-- Begin Records --
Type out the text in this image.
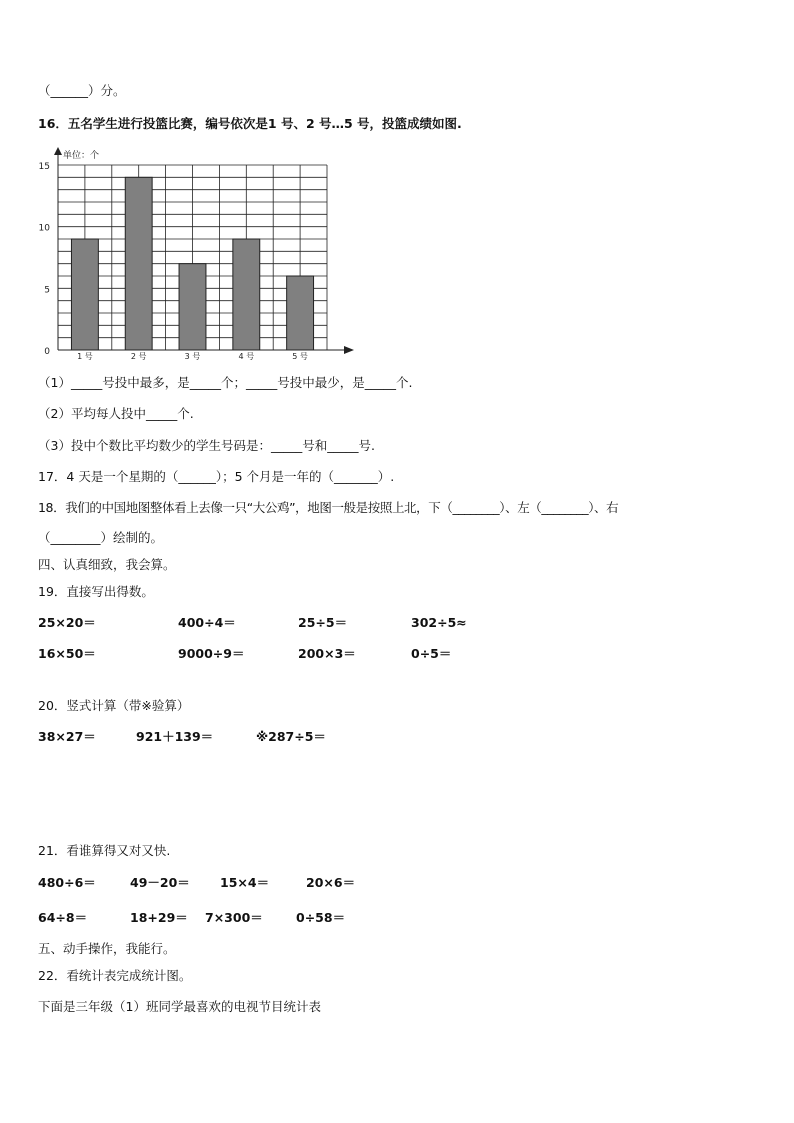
（______）分。
16．五名学生进行投篮比赛，编号依次是1 号、2 号…5 号，投篮成绩如图.
0
5
10
15
单位：个
1 号	2 号	3 号	4 号	5 号
（1）_____号投中最多，是_____个；_____号投中最少，是_____个.
（2）平均每人投中_____个.
（3）投中个数比平均数少的学生号码是：_____号和_____号.
17．4 天是一个星期的（______）；5 个月是一年的（_______）.
18．我们的中国地图整体看上去像一只“大公鸡”，地图一般是按照上北，下（________）、左（________）、右
（________）绘制的。
四、认真细致，我会算。
19．直接写出得数。
25×20＝	400÷4＝	25÷5＝	302÷5≈
16×50＝	9000÷9＝	200×3＝	0÷5＝
20．竖式计算（带※验算）
38×27＝	921＋139＝	※287÷5＝
21．看谁算得又对又快.
480÷6＝	49－20＝ 15×4＝	20×6＝
64÷8＝	18+29＝ 7×300＝	0÷58＝
五、动手操作，我能行。
22．看统计表完成统计图。
下面是三年级（1）班同学最喜欢的电视节目统计表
-- End Records --
Directions
Transcribe the full listing character for character. Pictures are excluded.

The answer
Type out the text in this image.
（______）分。
16．五名学生进行投篮比赛，编号依次是1 号、2 号…5 号，投篮成绩如图.
0
5
10
15
单位：个
1 号	2 号	3 号	4 号	5 号
（1）_____号投中最多，是_____个；_____号投中最少，是_____个.
（2）平均每人投中_____个.
（3）投中个数比平均数少的学生号码是：_____号和_____号.
17．4 天是一个星期的（______）；5 个月是一年的（_______）.
18．我们的中国地图整体看上去像一只“大公鸡”，地图一般是按照上北，下（________）、左（________）、右
（________）绘制的。
四、认真细致，我会算。
19．直接写出得数。
25×20＝	400÷4＝	25÷5＝	302÷5≈
16×50＝	9000÷9＝	200×3＝	0÷5＝
20．竖式计算（带※验算）
38×27＝	921＋139＝	※287÷5＝
21．看谁算得又对又快.
480÷6＝	49－20＝ 15×4＝	20×6＝
64÷8＝	18+29＝ 7×300＝	0÷58＝
五、动手操作，我能行。
22．看统计表完成统计图。
下面是三年级（1）班同学最喜欢的电视节目统计表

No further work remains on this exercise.